> [PROBLEM STATEMENT]: Copy each line of the listing below exactly.

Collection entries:
* * *
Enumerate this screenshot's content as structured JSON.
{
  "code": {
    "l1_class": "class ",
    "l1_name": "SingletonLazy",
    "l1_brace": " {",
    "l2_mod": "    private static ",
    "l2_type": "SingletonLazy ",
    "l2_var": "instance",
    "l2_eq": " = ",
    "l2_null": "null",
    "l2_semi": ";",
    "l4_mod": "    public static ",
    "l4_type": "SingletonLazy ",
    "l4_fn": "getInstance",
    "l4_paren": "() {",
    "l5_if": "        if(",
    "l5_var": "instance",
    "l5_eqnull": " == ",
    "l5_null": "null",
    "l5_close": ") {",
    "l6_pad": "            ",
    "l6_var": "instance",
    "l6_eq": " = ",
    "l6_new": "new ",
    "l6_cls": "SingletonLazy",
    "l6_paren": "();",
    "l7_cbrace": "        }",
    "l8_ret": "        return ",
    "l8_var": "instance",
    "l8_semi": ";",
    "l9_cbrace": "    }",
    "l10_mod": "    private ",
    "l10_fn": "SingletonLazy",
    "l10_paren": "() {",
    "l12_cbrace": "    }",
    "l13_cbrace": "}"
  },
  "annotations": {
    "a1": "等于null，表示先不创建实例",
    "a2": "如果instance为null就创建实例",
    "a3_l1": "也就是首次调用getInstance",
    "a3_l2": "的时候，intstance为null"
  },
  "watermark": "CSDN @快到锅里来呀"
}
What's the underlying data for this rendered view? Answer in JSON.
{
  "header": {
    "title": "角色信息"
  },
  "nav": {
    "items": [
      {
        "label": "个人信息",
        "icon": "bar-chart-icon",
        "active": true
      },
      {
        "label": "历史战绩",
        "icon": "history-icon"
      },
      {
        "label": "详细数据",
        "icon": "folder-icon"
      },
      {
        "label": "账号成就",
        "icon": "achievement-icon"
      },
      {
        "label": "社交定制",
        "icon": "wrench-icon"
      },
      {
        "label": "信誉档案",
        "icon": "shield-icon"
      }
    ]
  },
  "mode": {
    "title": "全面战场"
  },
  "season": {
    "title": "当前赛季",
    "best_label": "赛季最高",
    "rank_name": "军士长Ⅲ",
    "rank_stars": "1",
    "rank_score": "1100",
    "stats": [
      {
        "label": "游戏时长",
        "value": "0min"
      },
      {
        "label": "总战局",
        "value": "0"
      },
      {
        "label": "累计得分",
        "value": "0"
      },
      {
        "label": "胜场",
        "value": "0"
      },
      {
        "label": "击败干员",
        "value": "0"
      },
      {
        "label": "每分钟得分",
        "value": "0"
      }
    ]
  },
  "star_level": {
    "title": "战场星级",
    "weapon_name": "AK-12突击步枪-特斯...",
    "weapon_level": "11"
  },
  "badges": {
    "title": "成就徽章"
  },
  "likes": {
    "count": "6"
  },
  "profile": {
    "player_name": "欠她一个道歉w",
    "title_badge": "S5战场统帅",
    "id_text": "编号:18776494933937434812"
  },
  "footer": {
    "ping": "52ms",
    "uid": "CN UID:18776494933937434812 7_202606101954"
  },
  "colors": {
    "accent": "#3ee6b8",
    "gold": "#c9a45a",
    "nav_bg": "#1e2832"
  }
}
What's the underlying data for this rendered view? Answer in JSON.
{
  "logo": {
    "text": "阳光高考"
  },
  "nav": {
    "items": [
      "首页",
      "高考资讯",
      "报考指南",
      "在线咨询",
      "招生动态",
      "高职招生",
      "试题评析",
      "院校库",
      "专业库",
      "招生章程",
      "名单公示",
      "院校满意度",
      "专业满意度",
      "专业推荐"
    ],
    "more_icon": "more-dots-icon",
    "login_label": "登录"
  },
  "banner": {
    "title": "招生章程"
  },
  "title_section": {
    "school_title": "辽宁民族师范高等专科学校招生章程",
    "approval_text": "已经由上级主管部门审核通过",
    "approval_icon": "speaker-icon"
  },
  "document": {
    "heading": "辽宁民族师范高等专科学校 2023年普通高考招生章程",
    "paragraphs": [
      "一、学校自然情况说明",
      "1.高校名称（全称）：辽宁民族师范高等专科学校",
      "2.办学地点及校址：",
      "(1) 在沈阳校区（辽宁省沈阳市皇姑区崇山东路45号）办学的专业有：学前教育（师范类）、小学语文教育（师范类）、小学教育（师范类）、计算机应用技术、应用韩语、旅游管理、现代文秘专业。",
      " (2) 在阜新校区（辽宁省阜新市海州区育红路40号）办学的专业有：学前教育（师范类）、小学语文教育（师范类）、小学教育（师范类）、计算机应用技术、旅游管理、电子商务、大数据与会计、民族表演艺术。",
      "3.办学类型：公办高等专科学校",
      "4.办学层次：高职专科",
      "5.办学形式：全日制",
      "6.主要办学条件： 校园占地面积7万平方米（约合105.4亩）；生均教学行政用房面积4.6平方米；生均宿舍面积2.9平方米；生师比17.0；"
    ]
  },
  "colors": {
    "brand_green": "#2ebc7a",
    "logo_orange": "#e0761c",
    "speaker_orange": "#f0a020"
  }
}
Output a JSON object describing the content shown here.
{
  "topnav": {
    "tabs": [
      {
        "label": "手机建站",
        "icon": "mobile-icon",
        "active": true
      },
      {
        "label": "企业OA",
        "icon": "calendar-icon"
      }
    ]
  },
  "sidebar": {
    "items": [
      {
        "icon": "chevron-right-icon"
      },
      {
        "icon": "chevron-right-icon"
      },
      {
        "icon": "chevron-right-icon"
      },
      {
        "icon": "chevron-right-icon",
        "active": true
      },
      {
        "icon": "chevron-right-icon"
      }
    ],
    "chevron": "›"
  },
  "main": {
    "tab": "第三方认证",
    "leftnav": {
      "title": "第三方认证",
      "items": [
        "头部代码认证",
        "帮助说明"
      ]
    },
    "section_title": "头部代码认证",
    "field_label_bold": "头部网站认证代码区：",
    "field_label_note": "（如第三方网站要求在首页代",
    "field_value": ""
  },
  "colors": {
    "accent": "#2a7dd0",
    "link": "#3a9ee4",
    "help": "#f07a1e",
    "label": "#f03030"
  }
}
* * *
> [ANSWER TO THE PROBLEM]:
Enumerate this screenshot's content as structured JSON.
{
  "code": {
    "l1_class": "class ",
    "l1_name": "SingletonLazy",
    "l1_brace": " {",
    "l2_mod": "    private static ",
    "l2_type": "SingletonLazy ",
    "l2_var": "instance",
    "l2_eq": " = ",
    "l2_null": "null",
    "l2_semi": ";",
    "l4_mod": "    public static ",
    "l4_type": "SingletonLazy ",
    "l4_fn": "getInstance",
    "l4_paren": "() {",
    "l5_if": "        if(",
    "l5_var": "instance",
    "l5_eqnull": " == ",
    "l5_null": "null",
    "l5_close": ") {",
    "l6_pad": "            ",
    "l6_var": "instance",
    "l6_eq": " = ",
    "l6_new": "new ",
    "l6_cls": "SingletonLazy",
    "l6_paren": "();",
    "l7_cbrace": "        }",
    "l8_ret": "        return ",
    "l8_var": "instance",
    "l8_semi": ";",
    "l9_cbrace": "    }",
    "l10_mod": "    private ",
    "l10_fn": "SingletonLazy",
    "l10_paren": "() {",
    "l12_cbrace": "    }",
    "l13_cbrace": "}"
  },
  "annotations": {
    "a1": "等于null，表示先不创建实例",
    "a2": "如果instance为null就创建实例",
    "a3_l1": "也就是首次调用getInstance",
    "a3_l2": "的时候，intstance为null"
  },
  "watermark": "CSDN @快到锅里来呀"
}
What's the underlying data for this rendered view? Answer in JSON.
{
  "header": {
    "title": "角色信息"
  },
  "nav": {
    "items": [
      {
        "label": "个人信息",
        "icon": "bar-chart-icon",
        "active": true
      },
      {
        "label": "历史战绩",
        "icon": "history-icon"
      },
      {
        "label": "详细数据",
        "icon": "folder-icon"
      },
      {
        "label": "账号成就",
        "icon": "achievement-icon"
      },
      {
        "label": "社交定制",
        "icon": "wrench-icon"
      },
      {
        "label": "信誉档案",
        "icon": "shield-icon"
      }
    ]
  },
  "mode": {
    "title": "全面战场"
  },
  "season": {
    "title": "当前赛季",
    "best_label": "赛季最高",
    "rank_name": "军士长Ⅲ",
    "rank_stars": "1",
    "rank_score": "1100",
    "stats": [
      {
        "label": "游戏时长",
        "value": "0min"
      },
      {
        "label": "总战局",
        "value": "0"
      },
      {
        "label": "累计得分",
        "value": "0"
      },
      {
        "label": "胜场",
        "value": "0"
      },
      {
        "label": "击败干员",
        "value": "0"
      },
      {
        "label": "每分钟得分",
        "value": "0"
      }
    ]
  },
  "star_level": {
    "title": "战场星级",
    "weapon_name": "AK-12突击步枪-特斯...",
    "weapon_level": "11"
  },
  "badges": {
    "title": "成就徽章"
  },
  "likes": {
    "count": "6"
  },
  "profile": {
    "player_name": "欠她一个道歉w",
    "title_badge": "S5战场统帅",
    "id_text": "编号:18776494933937434812"
  },
  "footer": {
    "ping": "52ms",
    "uid": "CN UID:18776494933937434812 7_202606101954"
  },
  "colors": {
    "accent": "#3ee6b8",
    "gold": "#c9a45a",
    "nav_bg": "#1e2832"
  }
}
What's the underlying data for this rendered view? Answer in JSON.
{
  "logo": {
    "text": "阳光高考"
  },
  "nav": {
    "items": [
      "首页",
      "高考资讯",
      "报考指南",
      "在线咨询",
      "招生动态",
      "高职招生",
      "试题评析",
      "院校库",
      "专业库",
      "招生章程",
      "名单公示",
      "院校满意度",
      "专业满意度",
      "专业推荐"
    ],
    "more_icon": "more-dots-icon",
    "login_label": "登录"
  },
  "banner": {
    "title": "招生章程"
  },
  "title_section": {
    "school_title": "辽宁民族师范高等专科学校招生章程",
    "approval_text": "已经由上级主管部门审核通过",
    "approval_icon": "speaker-icon"
  },
  "document": {
    "heading": "辽宁民族师范高等专科学校 2023年普通高考招生章程",
    "paragraphs": [
      "一、学校自然情况说明",
      "1.高校名称（全称）：辽宁民族师范高等专科学校",
      "2.办学地点及校址：",
      "(1) 在沈阳校区（辽宁省沈阳市皇姑区崇山东路45号）办学的专业有：学前教育（师范类）、小学语文教育（师范类）、小学教育（师范类）、计算机应用技术、应用韩语、旅游管理、现代文秘专业。",
      " (2) 在阜新校区（辽宁省阜新市海州区育红路40号）办学的专业有：学前教育（师范类）、小学语文教育（师范类）、小学教育（师范类）、计算机应用技术、旅游管理、电子商务、大数据与会计、民族表演艺术。",
      "3.办学类型：公办高等专科学校",
      "4.办学层次：高职专科",
      "5.办学形式：全日制",
      "6.主要办学条件： 校园占地面积7万平方米（约合105.4亩）；生均教学行政用房面积4.6平方米；生均宿舍面积2.9平方米；生师比17.0；"
    ]
  },
  "colors": {
    "brand_green": "#2ebc7a",
    "logo_orange": "#e0761c",
    "speaker_orange": "#f0a020"
  }
}
Output a JSON object describing the content shown here.
{
  "topnav": {
    "tabs": [
      {
        "label": "手机建站",
        "icon": "mobile-icon",
        "active": true
      },
      {
        "label": "企业OA",
        "icon": "calendar-icon"
      }
    ]
  },
  "sidebar": {
    "items": [
      {
        "icon": "chevron-right-icon"
      },
      {
        "icon": "chevron-right-icon"
      },
      {
        "icon": "chevron-right-icon"
      },
      {
        "icon": "chevron-right-icon",
        "active": true
      },
      {
        "icon": "chevron-right-icon"
      }
    ],
    "chevron": "›"
  },
  "main": {
    "tab": "第三方认证",
    "leftnav": {
      "title": "第三方认证",
      "items": [
        "头部代码认证",
        "帮助说明"
      ]
    },
    "section_title": "头部代码认证",
    "field_label_bold": "头部网站认证代码区：",
    "field_label_note": "（如第三方网站要求在首页代",
    "field_value": ""
  },
  "colors": {
    "accent": "#2a7dd0",
    "link": "#3a9ee4",
    "help": "#f07a1e",
    "label": "#f03030"
  }
}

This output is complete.